GOAL
Your answer should be one number: how many lines of the records hold the string "title".

━━━ RECORDS TO USE ━━━

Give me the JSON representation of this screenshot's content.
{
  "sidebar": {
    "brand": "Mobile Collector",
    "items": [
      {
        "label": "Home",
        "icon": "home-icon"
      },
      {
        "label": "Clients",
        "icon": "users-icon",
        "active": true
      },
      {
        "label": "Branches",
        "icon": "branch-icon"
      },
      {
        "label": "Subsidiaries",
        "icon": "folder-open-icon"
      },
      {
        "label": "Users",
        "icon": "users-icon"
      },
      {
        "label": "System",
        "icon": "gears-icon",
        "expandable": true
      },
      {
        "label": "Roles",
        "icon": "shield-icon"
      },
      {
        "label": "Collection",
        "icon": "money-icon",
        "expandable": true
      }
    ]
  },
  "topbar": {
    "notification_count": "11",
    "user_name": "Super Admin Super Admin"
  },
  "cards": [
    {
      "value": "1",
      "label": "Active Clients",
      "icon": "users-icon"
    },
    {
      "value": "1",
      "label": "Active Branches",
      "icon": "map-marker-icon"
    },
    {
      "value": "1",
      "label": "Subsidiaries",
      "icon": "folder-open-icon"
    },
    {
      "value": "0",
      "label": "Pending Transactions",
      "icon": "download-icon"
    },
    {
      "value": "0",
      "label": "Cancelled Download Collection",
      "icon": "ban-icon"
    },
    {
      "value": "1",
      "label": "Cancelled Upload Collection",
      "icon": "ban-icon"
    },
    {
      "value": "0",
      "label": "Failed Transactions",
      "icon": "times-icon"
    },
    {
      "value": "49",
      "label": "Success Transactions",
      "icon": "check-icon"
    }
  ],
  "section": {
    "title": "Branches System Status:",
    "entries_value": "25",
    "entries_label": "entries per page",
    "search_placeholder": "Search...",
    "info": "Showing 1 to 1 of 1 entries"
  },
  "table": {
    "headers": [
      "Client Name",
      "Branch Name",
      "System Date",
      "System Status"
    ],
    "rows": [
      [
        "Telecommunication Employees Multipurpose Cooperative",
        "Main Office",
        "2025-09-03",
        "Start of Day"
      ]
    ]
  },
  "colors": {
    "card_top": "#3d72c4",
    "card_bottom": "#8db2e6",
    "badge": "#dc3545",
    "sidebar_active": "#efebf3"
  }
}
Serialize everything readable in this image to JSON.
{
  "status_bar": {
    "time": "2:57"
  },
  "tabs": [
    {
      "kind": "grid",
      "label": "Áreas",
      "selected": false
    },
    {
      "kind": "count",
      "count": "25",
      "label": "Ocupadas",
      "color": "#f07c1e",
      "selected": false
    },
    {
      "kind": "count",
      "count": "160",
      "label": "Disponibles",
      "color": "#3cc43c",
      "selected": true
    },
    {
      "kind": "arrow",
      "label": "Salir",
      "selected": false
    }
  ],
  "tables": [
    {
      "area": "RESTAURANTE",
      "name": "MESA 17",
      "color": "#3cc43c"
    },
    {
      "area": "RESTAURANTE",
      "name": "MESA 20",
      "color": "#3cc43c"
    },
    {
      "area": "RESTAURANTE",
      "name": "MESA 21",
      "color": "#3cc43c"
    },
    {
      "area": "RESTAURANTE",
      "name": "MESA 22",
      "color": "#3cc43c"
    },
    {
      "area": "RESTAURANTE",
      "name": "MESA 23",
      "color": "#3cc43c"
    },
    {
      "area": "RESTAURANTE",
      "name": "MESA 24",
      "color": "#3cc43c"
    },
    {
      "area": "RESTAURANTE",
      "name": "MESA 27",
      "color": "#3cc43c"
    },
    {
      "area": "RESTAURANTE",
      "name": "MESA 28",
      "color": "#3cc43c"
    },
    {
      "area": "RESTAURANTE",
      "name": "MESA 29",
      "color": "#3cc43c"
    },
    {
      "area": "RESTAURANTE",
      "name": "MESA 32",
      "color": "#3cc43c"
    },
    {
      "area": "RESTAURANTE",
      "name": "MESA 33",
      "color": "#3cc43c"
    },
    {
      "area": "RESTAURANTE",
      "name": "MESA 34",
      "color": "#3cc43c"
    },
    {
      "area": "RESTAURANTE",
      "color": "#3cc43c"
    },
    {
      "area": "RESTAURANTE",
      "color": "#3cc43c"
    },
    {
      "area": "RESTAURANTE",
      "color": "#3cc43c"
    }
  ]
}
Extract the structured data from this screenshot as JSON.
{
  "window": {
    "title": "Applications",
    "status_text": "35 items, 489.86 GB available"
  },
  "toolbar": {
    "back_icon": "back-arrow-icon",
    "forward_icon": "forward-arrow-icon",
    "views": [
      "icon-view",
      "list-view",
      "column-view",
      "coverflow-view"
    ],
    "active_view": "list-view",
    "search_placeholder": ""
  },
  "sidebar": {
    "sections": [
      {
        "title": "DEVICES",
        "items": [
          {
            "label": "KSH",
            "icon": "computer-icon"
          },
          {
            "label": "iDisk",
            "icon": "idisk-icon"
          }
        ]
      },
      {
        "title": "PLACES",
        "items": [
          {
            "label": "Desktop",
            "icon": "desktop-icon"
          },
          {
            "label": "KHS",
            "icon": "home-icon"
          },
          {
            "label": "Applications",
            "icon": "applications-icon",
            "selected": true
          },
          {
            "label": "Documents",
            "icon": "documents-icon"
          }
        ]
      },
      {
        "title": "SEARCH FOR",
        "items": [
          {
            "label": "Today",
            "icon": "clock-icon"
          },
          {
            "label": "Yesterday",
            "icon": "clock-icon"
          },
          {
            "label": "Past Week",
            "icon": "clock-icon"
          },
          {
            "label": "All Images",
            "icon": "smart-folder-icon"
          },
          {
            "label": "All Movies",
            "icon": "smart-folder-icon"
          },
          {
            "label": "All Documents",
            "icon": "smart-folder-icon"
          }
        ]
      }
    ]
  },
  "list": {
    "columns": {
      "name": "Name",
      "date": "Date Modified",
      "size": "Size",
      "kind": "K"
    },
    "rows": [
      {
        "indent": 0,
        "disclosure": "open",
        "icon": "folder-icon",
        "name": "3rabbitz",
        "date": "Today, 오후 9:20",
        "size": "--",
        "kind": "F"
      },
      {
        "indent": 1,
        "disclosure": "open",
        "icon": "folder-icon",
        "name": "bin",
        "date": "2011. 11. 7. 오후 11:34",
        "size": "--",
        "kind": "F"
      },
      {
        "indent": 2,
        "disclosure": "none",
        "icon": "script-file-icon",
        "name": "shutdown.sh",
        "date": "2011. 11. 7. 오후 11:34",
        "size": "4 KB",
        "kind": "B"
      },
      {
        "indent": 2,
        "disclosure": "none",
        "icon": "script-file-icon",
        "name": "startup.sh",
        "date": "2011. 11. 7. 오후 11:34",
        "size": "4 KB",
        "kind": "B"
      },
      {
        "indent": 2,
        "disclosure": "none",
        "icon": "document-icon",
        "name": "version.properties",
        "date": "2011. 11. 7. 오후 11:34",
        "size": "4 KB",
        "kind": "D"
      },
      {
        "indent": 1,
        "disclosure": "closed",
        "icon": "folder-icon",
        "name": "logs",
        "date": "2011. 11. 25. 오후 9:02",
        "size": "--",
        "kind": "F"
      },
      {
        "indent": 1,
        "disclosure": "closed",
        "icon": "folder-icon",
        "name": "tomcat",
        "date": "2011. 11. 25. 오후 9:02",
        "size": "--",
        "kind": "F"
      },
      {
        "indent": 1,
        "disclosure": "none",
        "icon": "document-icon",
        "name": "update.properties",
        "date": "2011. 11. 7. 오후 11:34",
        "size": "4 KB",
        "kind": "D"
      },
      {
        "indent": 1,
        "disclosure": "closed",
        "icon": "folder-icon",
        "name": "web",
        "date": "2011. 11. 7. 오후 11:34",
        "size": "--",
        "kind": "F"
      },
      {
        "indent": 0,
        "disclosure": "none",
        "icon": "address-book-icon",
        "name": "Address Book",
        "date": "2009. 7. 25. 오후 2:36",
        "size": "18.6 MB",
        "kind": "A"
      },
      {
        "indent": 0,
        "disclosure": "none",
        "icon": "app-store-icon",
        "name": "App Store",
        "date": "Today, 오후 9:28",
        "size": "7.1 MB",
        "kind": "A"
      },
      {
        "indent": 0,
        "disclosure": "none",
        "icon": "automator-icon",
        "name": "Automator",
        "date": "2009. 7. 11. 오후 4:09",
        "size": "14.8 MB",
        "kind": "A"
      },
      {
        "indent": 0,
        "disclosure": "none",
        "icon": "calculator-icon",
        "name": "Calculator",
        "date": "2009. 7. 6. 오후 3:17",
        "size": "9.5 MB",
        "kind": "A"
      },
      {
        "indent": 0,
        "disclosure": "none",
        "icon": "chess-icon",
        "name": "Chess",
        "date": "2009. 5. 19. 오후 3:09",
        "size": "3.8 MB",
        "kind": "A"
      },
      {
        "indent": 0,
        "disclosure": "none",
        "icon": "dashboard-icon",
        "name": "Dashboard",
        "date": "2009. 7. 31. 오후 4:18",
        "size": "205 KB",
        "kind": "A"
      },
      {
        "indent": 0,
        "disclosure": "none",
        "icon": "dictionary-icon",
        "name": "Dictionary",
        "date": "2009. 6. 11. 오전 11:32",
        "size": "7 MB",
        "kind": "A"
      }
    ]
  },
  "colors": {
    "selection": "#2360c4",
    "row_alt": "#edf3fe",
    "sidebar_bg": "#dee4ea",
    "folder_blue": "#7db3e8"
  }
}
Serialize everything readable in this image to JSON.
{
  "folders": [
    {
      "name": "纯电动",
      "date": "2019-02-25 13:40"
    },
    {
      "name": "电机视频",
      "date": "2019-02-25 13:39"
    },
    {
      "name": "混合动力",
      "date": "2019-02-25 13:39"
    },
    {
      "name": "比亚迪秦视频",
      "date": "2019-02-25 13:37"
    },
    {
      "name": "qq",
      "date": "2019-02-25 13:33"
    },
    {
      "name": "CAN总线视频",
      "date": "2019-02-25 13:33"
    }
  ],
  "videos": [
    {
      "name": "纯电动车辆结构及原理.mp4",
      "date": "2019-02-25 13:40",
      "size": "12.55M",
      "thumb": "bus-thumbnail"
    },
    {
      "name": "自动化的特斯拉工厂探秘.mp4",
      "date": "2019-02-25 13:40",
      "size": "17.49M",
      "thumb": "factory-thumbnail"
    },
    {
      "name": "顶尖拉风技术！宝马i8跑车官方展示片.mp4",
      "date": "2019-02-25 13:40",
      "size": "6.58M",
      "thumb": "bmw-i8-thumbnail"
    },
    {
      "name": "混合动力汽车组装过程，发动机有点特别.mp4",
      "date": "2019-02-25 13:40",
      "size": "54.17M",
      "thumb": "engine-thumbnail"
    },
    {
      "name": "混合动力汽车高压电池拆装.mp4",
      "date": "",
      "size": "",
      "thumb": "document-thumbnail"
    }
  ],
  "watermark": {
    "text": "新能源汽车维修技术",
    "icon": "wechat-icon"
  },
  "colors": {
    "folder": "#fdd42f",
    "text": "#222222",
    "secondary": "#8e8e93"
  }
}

━━━

RESULT OF THIS TASK
5